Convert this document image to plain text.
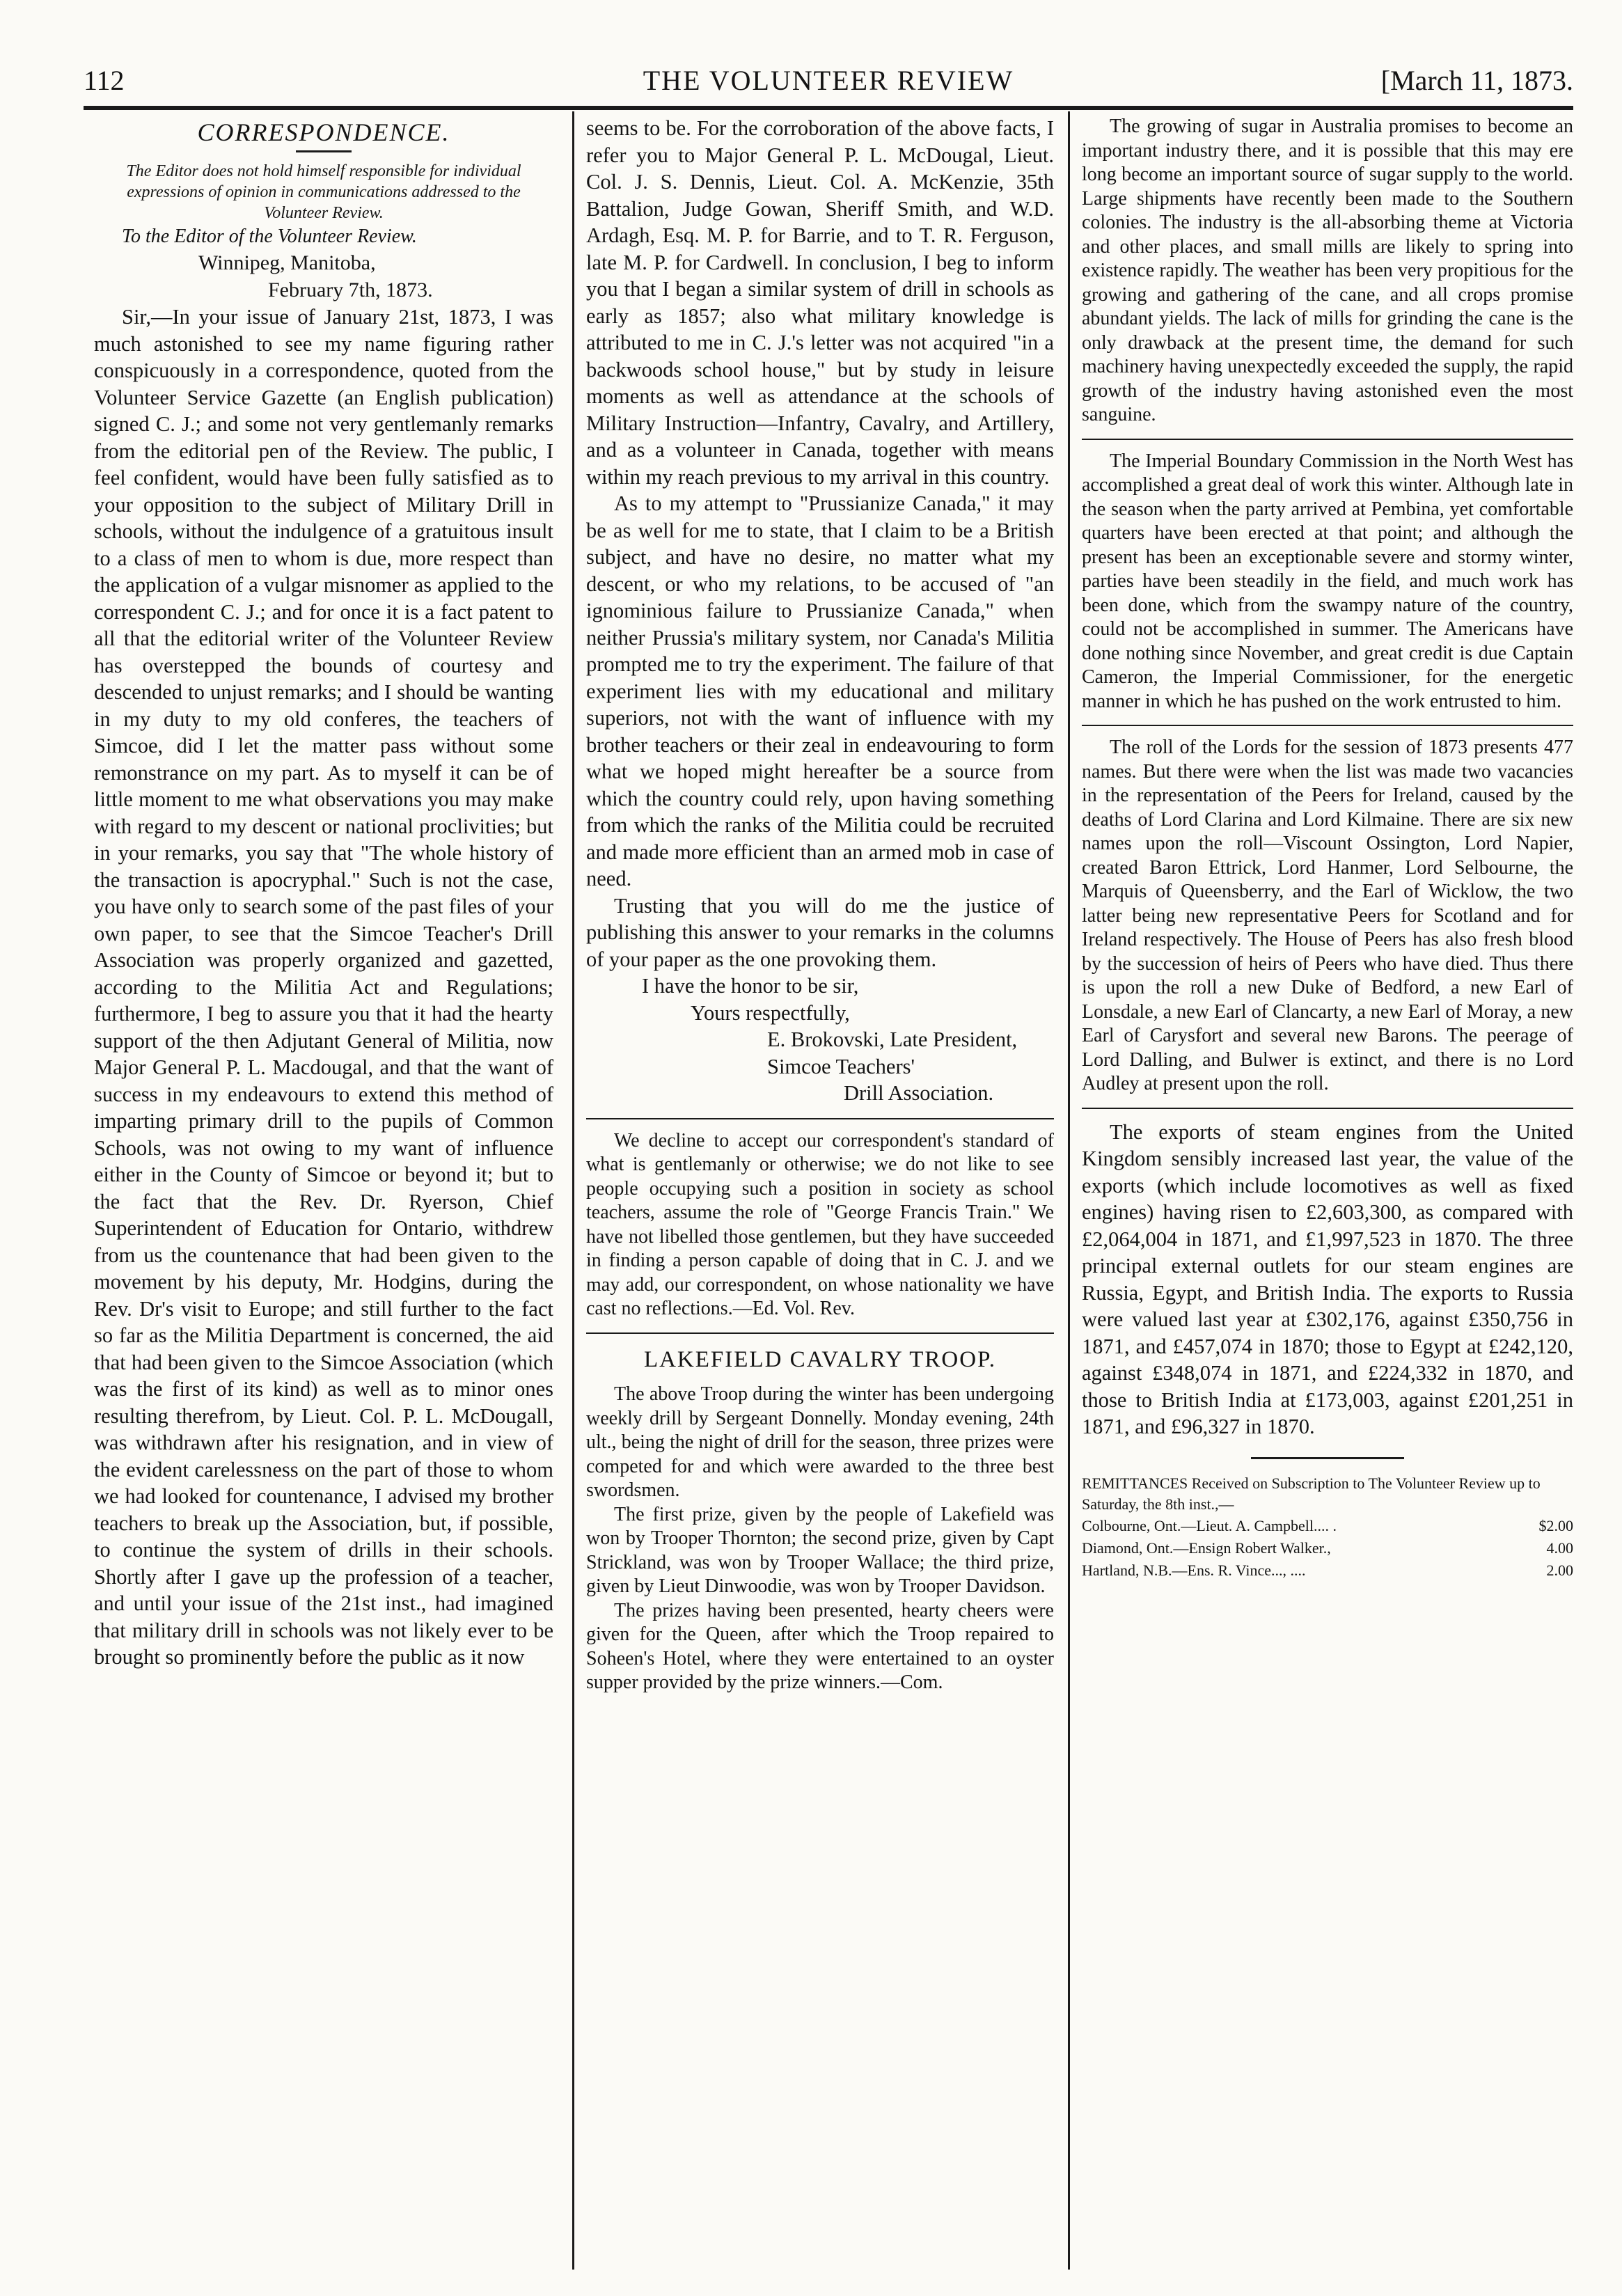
112	THE VOLUNTEER REVIEW	[March 11, 1873.
CORRESPONDENCE.

The Editor does not hold himself responsible for individual expressions of opinion in communications addressed to the Volunteer Review.

To the Editor of the Volunteer Review.

Winnipeg, Manitoba,

February 7th, 1873.

Sir,—In your issue of January 21st, 1873, I was much astonished to see my name figuring rather conspicuously in a correspondence, quoted from the Volunteer Service Gazette (an English publication) signed C. J.; and some not very gentlemanly remarks from the editorial pen of the Review. The public, I feel confident, would have been fully satisfied as to your opposition to the subject of Military Drill in schools, without the indulgence of a gratuitous insult to a class of men to whom is due, more respect than the application of a vulgar misnomer as applied to the correspondent C. J.; and for once it is a fact patent to all that the editorial writer of the Volunteer Review has overstepped the bounds of courtesy and descended to unjust remarks; and I should be wanting in my duty to my old conferes, the teachers of Simcoe, did I let the matter pass without some remonstrance on my part. As to myself it can be of little moment to me what observations you may make with regard to my descent or national proclivities; but in your remarks, you say that "The whole history of the transaction is apocryphal." Such is not the case, you have only to search some of the past files of your own paper, to see that the Simcoe Teacher's Drill Association was properly organized and gazetted, according to the Militia Act and Regulations; furthermore, I beg to assure you that it had the hearty support of the then Adjutant General of Militia, now Major General P. L. Macdougal, and that the want of success in my endeavours to extend this method of imparting primary drill to the pupils of Common Schools, was not owing to my want of influence either in the County of Simcoe or beyond it; but to the fact that the Rev. Dr. Ryerson, Chief Superintendent of Education for Ontario, withdrew from us the countenance that had been given to the movement by his deputy, Mr. Hodgins, during the Rev. Dr's visit to Europe; and still further to the fact so far as the Militia Department is concerned, the aid that had been given to the Simcoe Association (which was the first of its kind) as well as to minor ones resulting therefrom, by Lieut. Col. P. L. McDougall, was withdrawn after his resignation, and in view of the evident carelessness on the part of those to whom we had looked for countenance, I advised my brother teachers to break up the Association, but, if possible, to continue the system of drills in their schools. Shortly after I gave up the profession of a teacher, and until your issue of the 21st inst., had imagined that military drill in schools was not likely ever to be brought so prominently before the public as it now

seems to be. For the corroboration of the above facts, I refer you to Major General P. L. McDougal, Lieut. Col. J. S. Dennis, Lieut. Col. A. McKenzie, 35th Battalion, Judge Gowan, Sheriff Smith, and W.D. Ardagh, Esq. M. P. for Barrie, and to T. R. Ferguson, late M. P. for Cardwell. In conclusion, I beg to inform you that I began a similar system of drill in schools as early as 1857; also what military knowledge is attributed to me in C. J.'s letter was not acquired "in a backwoods school house," but by study in leisure moments as well as attendance at the schools of Military Instruction—Infantry, Cavalry, and Artillery, and as a volunteer in Canada, together with means within my reach previous to my arrival in this country.

As to my attempt to "Prussianize Canada," it may be as well for me to state, that I claim to be a British subject, and have no desire, no matter what my descent, or who my relations, to be accused of "an ignominious failure to Prussianize Canada," when neither Prussia's military system, nor Canada's Militia prompted me to try the experiment. The failure of that experiment lies with my educational and military superiors, not with the want of influence with my brother teachers or their zeal in endeavouring to form what we hoped might hereafter be a source from which the country could rely, upon having something from which the ranks of the Militia could be recruited and made more efficient than an armed mob in case of need.

Trusting that you will do me the justice of publishing this answer to your remarks in the columns of your paper as the one provoking them.

I have the honor to be sir,

Yours respectfully,

E. Brokovski, Late President,

Simcoe Teachers'

Drill Association.

We decline to accept our correspondent's standard of what is gentlemanly or otherwise; we do not like to see people occupying such a position in society as school teachers, assume the role of "George Francis Train." We have not libelled those gentlemen, but they have succeeded in finding a person capable of doing that in C. J. and we may add, our correspondent, on whose nationality we have cast no reflections.—Ed. Vol. Rev.

LAKEFIELD CAVALRY TROOP.

The above Troop during the winter has been undergoing weekly drill by Sergeant Donnelly. Monday evening, 24th ult., being the night of drill for the season, three prizes were competed for and which were awarded to the three best swordsmen.

The first prize, given by the people of Lakefield was won by Trooper Thornton; the second prize, given by Capt Strickland, was won by Trooper Wallace; the third prize, given by Lieut Dinwoodie, was won by Trooper Davidson.

The prizes having been presented, hearty cheers were given for the Queen, after which the Troop repaired to Soheen's Hotel, where they were entertained to an oyster supper provided by the prize winners.—Com.

The growing of sugar in Australia promises to become an important industry there, and it is possible that this may ere long become an important source of sugar supply to the world. Large shipments have recently been made to the Southern colonies. The industry is the all-absorbing theme at Victoria and other places, and small mills are likely to spring into existence rapidly. The weather has been very propitious for the growing and gathering of the cane, and all crops promise abundant yields. The lack of mills for grinding the cane is the only drawback at the present time, the demand for such machinery having unexpectedly exceeded the supply, the rapid growth of the industry having astonished even the most sanguine.

The Imperial Boundary Commission in the North West has accomplished a great deal of work this winter. Although late in the season when the party arrived at Pembina, yet comfortable quarters have been erected at that point; and although the present has been an exceptionable severe and stormy winter, parties have been steadily in the field, and much work has been done, which from the swampy nature of the country, could not be accomplished in summer. The Americans have done nothing since November, and great credit is due Captain Cameron, the Imperial Commissioner, for the energetic manner in which he has pushed on the work entrusted to him.

The roll of the Lords for the session of 1873 presents 477 names. But there were when the list was made two vacancies in the representation of the Peers for Ireland, caused by the deaths of Lord Clarina and Lord Kilmaine. There are six new names upon the roll—Viscount Ossington, Lord Napier, created Baron Ettrick, Lord Hanmer, Lord Selbourne, the Marquis of Queensberry, and the Earl of Wicklow, the two latter being new representative Peers for Scotland and for Ireland respectively. The House of Peers has also fresh blood by the succession of heirs of Peers who have died. Thus there is upon the roll a new Duke of Bedford, a new Earl of Lonsdale, a new Earl of Clancarty, a new Earl of Moray, a new Earl of Carysfort and several new Barons. The peerage of Lord Dalling, and Bulwer is extinct, and there is no Lord Audley at present upon the roll.

The exports of steam engines from the United Kingdom sensibly increased last year, the value of the exports (which include locomotives as well as fixed engines) having risen to £2,603,300, as compared with £2,064,004 in 1871, and £1,997,523 in 1870. The three principal external outlets for our steam engines are Russia, Egypt, and British India. The exports to Russia were valued last year at £302,176, against £350,756 in 1871, and £457,074 in 1870; those to Egypt at £242,120, against £348,074 in 1871, and £224,332 in 1870, and those to British India at £173,003, against £201,251 in 1871, and £96,327 in 1870.

REMITTANCES Received on Subscription to The Volunteer Review up to Saturday, the 8th inst.,—

Colbourne, Ont.—Lieut. A. Campbell.... .	$2.00
Diamond, Ont.—Ensign Robert Walker.,	4.00
Hartland, N.B.—Ens. R. Vince..., ....	2.00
____
> To be done
Leave the pictures out and write out every entry exactly as given.

> Task result
Convert this document image to plain text.
112	THE VOLUNTEER REVIEW	[March 11, 1873.
CORRESPONDENCE.

The Editor does not hold himself responsible for individual expressions of opinion in communications addressed to the Volunteer Review.

To the Editor of the Volunteer Review.

Winnipeg, Manitoba,

February 7th, 1873.

Sir,—In your issue of January 21st, 1873, I was much astonished to see my name figuring rather conspicuously in a correspondence, quoted from the Volunteer Service Gazette (an English publication) signed C. J.; and some not very gentlemanly remarks from the editorial pen of the Review. The public, I feel confident, would have been fully satisfied as to your opposition to the subject of Military Drill in schools, without the indulgence of a gratuitous insult to a class of men to whom is due, more respect than the application of a vulgar misnomer as applied to the correspondent C. J.; and for once it is a fact patent to all that the editorial writer of the Volunteer Review has overstepped the bounds of courtesy and descended to unjust remarks; and I should be wanting in my duty to my old conferes, the teachers of Simcoe, did I let the matter pass without some remonstrance on my part. As to myself it can be of little moment to me what observations you may make with regard to my descent or national proclivities; but in your remarks, you say that "The whole history of the transaction is apocryphal." Such is not the case, you have only to search some of the past files of your own paper, to see that the Simcoe Teacher's Drill Association was properly organized and gazetted, according to the Militia Act and Regulations; furthermore, I beg to assure you that it had the hearty support of the then Adjutant General of Militia, now Major General P. L. Macdougal, and that the want of success in my endeavours to extend this method of imparting primary drill to the pupils of Common Schools, was not owing to my want of influence either in the County of Simcoe or beyond it; but to the fact that the Rev. Dr. Ryerson, Chief Superintendent of Education for Ontario, withdrew from us the countenance that had been given to the movement by his deputy, Mr. Hodgins, during the Rev. Dr's visit to Europe; and still further to the fact so far as the Militia Department is concerned, the aid that had been given to the Simcoe Association (which was the first of its kind) as well as to minor ones resulting therefrom, by Lieut. Col. P. L. McDougall, was withdrawn after his resignation, and in view of the evident carelessness on the part of those to whom we had looked for countenance, I advised my brother teachers to break up the Association, but, if possible, to continue the system of drills in their schools. Shortly after I gave up the profession of a teacher, and until your issue of the 21st inst., had imagined that military drill in schools was not likely ever to be brought so prominently before the public as it now

seems to be. For the corroboration of the above facts, I refer you to Major General P. L. McDougal, Lieut. Col. J. S. Dennis, Lieut. Col. A. McKenzie, 35th Battalion, Judge Gowan, Sheriff Smith, and W.D. Ardagh, Esq. M. P. for Barrie, and to T. R. Ferguson, late M. P. for Cardwell. In conclusion, I beg to inform you that I began a similar system of drill in schools as early as 1857; also what military knowledge is attributed to me in C. J.'s letter was not acquired "in a backwoods school house," but by study in leisure moments as well as attendance at the schools of Military Instruction—Infantry, Cavalry, and Artillery, and as a volunteer in Canada, together with means within my reach previous to my arrival in this country.

As to my attempt to "Prussianize Canada," it may be as well for me to state, that I claim to be a British subject, and have no desire, no matter what my descent, or who my relations, to be accused of "an ignominious failure to Prussianize Canada," when neither Prussia's military system, nor Canada's Militia prompted me to try the experiment. The failure of that experiment lies with my educational and military superiors, not with the want of influence with my brother teachers or their zeal in endeavouring to form what we hoped might hereafter be a source from which the country could rely, upon having something from which the ranks of the Militia could be recruited and made more efficient than an armed mob in case of need.

Trusting that you will do me the justice of publishing this answer to your remarks in the columns of your paper as the one provoking them.

I have the honor to be sir,

Yours respectfully,

E. Brokovski, Late President,

Simcoe Teachers'

Drill Association.

We decline to accept our correspondent's standard of what is gentlemanly or otherwise; we do not like to see people occupying such a position in society as school teachers, assume the role of "George Francis Train." We have not libelled those gentlemen, but they have succeeded in finding a person capable of doing that in C. J. and we may add, our correspondent, on whose nationality we have cast no reflections.—Ed. Vol. Rev.

LAKEFIELD CAVALRY TROOP.

The above Troop during the winter has been undergoing weekly drill by Sergeant Donnelly. Monday evening, 24th ult., being the night of drill for the season, three prizes were competed for and which were awarded to the three best swordsmen.

The first prize, given by the people of Lakefield was won by Trooper Thornton; the second prize, given by Capt Strickland, was won by Trooper Wallace; the third prize, given by Lieut Dinwoodie, was won by Trooper Davidson.

The prizes having been presented, hearty cheers were given for the Queen, after which the Troop repaired to Soheen's Hotel, where they were entertained to an oyster supper provided by the prize winners.—Com.

The growing of sugar in Australia promises to become an important industry there, and it is possible that this may ere long become an important source of sugar supply to the world. Large shipments have recently been made to the Southern colonies. The industry is the all-absorbing theme at Victoria and other places, and small mills are likely to spring into existence rapidly. The weather has been very propitious for the growing and gathering of the cane, and all crops promise abundant yields. The lack of mills for grinding the cane is the only drawback at the present time, the demand for such machinery having unexpectedly exceeded the supply, the rapid growth of the industry having astonished even the most sanguine.

The Imperial Boundary Commission in the North West has accomplished a great deal of work this winter. Although late in the season when the party arrived at Pembina, yet comfortable quarters have been erected at that point; and although the present has been an exceptionable severe and stormy winter, parties have been steadily in the field, and much work has been done, which from the swampy nature of the country, could not be accomplished in summer. The Americans have done nothing since November, and great credit is due Captain Cameron, the Imperial Commissioner, for the energetic manner in which he has pushed on the work entrusted to him.

The roll of the Lords for the session of 1873 presents 477 names. But there were when the list was made two vacancies in the representation of the Peers for Ireland, caused by the deaths of Lord Clarina and Lord Kilmaine. There are six new names upon the roll—Viscount Ossington, Lord Napier, created Baron Ettrick, Lord Hanmer, Lord Selbourne, the Marquis of Queensberry, and the Earl of Wicklow, the two latter being new representative Peers for Scotland and for Ireland respectively. The House of Peers has also fresh blood by the succession of heirs of Peers who have died. Thus there is upon the roll a new Duke of Bedford, a new Earl of Lonsdale, a new Earl of Clancarty, a new Earl of Moray, a new Earl of Carysfort and several new Barons. The peerage of Lord Dalling, and Bulwer is extinct, and there is no Lord Audley at present upon the roll.

The exports of steam engines from the United Kingdom sensibly increased last year, the value of the exports (which include locomotives as well as fixed engines) having risen to £2,603,300, as compared with £2,064,004 in 1871, and £1,997,523 in 1870. The three principal external outlets for our steam engines are Russia, Egypt, and British India. The exports to Russia were valued last year at £302,176, against £350,756 in 1871, and £457,074 in 1870; those to Egypt at £242,120, against £348,074 in 1871, and £224,332 in 1870, and those to British India at £173,003, against £201,251 in 1871, and £96,327 in 1870.

REMITTANCES Received on Subscription to The Volunteer Review up to Saturday, the 8th inst.,—

Colbourne, Ont.—Lieut. A. Campbell.... .	$2.00
Diamond, Ont.—Ensign Robert Walker.,	4.00
Hartland, N.B.—Ens. R. Vince..., ....	2.00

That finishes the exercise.